* begin Entries supplied *

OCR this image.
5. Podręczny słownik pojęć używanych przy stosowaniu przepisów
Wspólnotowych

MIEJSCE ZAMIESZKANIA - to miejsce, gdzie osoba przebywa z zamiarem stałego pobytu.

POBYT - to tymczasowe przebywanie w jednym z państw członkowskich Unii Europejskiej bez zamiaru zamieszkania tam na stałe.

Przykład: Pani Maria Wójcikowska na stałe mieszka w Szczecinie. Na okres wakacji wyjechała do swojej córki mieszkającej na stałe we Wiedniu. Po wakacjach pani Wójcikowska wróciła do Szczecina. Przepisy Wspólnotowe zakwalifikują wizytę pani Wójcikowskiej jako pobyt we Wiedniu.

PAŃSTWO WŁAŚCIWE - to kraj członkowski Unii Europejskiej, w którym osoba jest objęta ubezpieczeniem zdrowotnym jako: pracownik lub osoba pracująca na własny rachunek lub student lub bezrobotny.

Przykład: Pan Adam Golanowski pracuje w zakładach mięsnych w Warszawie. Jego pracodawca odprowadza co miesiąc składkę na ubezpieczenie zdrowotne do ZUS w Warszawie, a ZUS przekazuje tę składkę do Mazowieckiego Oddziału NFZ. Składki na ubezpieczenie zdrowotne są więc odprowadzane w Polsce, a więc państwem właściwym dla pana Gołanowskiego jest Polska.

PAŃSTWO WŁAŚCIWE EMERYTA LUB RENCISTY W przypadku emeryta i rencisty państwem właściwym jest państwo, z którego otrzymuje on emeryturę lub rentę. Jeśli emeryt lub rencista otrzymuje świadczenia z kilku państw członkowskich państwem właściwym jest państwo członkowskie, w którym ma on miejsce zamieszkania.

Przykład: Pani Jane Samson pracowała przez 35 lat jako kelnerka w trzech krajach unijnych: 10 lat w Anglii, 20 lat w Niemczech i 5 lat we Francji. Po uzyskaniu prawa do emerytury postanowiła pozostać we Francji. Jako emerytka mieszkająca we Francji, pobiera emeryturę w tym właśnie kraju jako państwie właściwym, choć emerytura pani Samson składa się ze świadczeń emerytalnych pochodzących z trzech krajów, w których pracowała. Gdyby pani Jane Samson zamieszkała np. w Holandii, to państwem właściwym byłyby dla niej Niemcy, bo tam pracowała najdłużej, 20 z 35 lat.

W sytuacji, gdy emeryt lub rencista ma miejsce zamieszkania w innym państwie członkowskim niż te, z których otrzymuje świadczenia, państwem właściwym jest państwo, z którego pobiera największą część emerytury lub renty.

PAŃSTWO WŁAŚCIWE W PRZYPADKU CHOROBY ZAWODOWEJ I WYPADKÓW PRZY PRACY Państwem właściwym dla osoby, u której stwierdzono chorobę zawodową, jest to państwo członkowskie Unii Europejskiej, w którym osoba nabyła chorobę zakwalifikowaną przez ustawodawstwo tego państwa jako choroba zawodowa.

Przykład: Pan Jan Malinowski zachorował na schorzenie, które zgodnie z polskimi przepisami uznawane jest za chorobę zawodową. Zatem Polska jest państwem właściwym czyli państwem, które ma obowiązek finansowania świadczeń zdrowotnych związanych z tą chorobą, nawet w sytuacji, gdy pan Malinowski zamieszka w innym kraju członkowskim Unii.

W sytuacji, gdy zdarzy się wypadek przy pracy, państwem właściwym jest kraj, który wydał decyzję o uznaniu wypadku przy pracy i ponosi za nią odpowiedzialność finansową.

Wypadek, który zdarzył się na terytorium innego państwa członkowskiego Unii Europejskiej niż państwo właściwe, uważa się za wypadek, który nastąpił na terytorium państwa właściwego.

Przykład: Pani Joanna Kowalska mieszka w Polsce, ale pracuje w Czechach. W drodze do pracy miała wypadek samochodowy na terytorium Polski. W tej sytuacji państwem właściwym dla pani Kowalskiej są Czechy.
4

* end Entries supplied *

● **Exercise directions**
Reproduce every line of the material above exactly.

● **Task answer**
OCR this image.
5. Podręczny słownik pojęć używanych przy stosowaniu przepisów
Wspólnotowych

MIEJSCE ZAMIESZKANIA - to miejsce, gdzie osoba przebywa z zamiarem stałego pobytu.

POBYT - to tymczasowe przebywanie w jednym z państw członkowskich Unii Europejskiej bez zamiaru zamieszkania tam na stałe.

Przykład: Pani Maria Wójcikowska na stałe mieszka w Szczecinie. Na okres wakacji wyjechała do swojej córki mieszkającej na stałe we Wiedniu. Po wakacjach pani Wójcikowska wróciła do Szczecina. Przepisy Wspólnotowe zakwalifikują wizytę pani Wójcikowskiej jako pobyt we Wiedniu.

PAŃSTWO WŁAŚCIWE - to kraj członkowski Unii Europejskiej, w którym osoba jest objęta ubezpieczeniem zdrowotnym jako: pracownik lub osoba pracująca na własny rachunek lub student lub bezrobotny.

Przykład: Pan Adam Golanowski pracuje w zakładach mięsnych w Warszawie. Jego pracodawca odprowadza co miesiąc składkę na ubezpieczenie zdrowotne do ZUS w Warszawie, a ZUS przekazuje tę składkę do Mazowieckiego Oddziału NFZ. Składki na ubezpieczenie zdrowotne są więc odprowadzane w Polsce, a więc państwem właściwym dla pana Gołanowskiego jest Polska.

PAŃSTWO WŁAŚCIWE EMERYTA LUB RENCISTY W przypadku emeryta i rencisty państwem właściwym jest państwo, z którego otrzymuje on emeryturę lub rentę. Jeśli emeryt lub rencista otrzymuje świadczenia z kilku państw członkowskich państwem właściwym jest państwo członkowskie, w którym ma on miejsce zamieszkania.

Przykład: Pani Jane Samson pracowała przez 35 lat jako kelnerka w trzech krajach unijnych: 10 lat w Anglii, 20 lat w Niemczech i 5 lat we Francji. Po uzyskaniu prawa do emerytury postanowiła pozostać we Francji. Jako emerytka mieszkająca we Francji, pobiera emeryturę w tym właśnie kraju jako państwie właściwym, choć emerytura pani Samson składa się ze świadczeń emerytalnych pochodzących z trzech krajów, w których pracowała. Gdyby pani Jane Samson zamieszkała np. w Holandii, to państwem właściwym byłyby dla niej Niemcy, bo tam pracowała najdłużej, 20 z 35 lat.

W sytuacji, gdy emeryt lub rencista ma miejsce zamieszkania w innym państwie członkowskim niż te, z których otrzymuje świadczenia, państwem właściwym jest państwo, z którego pobiera największą część emerytury lub renty.

PAŃSTWO WŁAŚCIWE W PRZYPADKU CHOROBY ZAWODOWEJ I WYPADKÓW PRZY PRACY Państwem właściwym dla osoby, u której stwierdzono chorobę zawodową, jest to państwo członkowskie Unii Europejskiej, w którym osoba nabyła chorobę zakwalifikowaną przez ustawodawstwo tego państwa jako choroba zawodowa.

Przykład: Pan Jan Malinowski zachorował na schorzenie, które zgodnie z polskimi przepisami uznawane jest za chorobę zawodową. Zatem Polska jest państwem właściwym czyli państwem, które ma obowiązek finansowania świadczeń zdrowotnych związanych z tą chorobą, nawet w sytuacji, gdy pan Malinowski zamieszka w innym kraju członkowskim Unii.

W sytuacji, gdy zdarzy się wypadek przy pracy, państwem właściwym jest kraj, który wydał decyzję o uznaniu wypadku przy pracy i ponosi za nią odpowiedzialność finansową.

Wypadek, który zdarzył się na terytorium innego państwa członkowskiego Unii Europejskiej niż państwo właściwe, uważa się za wypadek, który nastąpił na terytorium państwa właściwego.

Przykład: Pani Joanna Kowalska mieszka w Polsce, ale pracuje w Czechach. W drodze do pracy miała wypadek samochodowy na terytorium Polski. W tej sytuacji państwem właściwym dla pani Kowalskiej są Czechy.
4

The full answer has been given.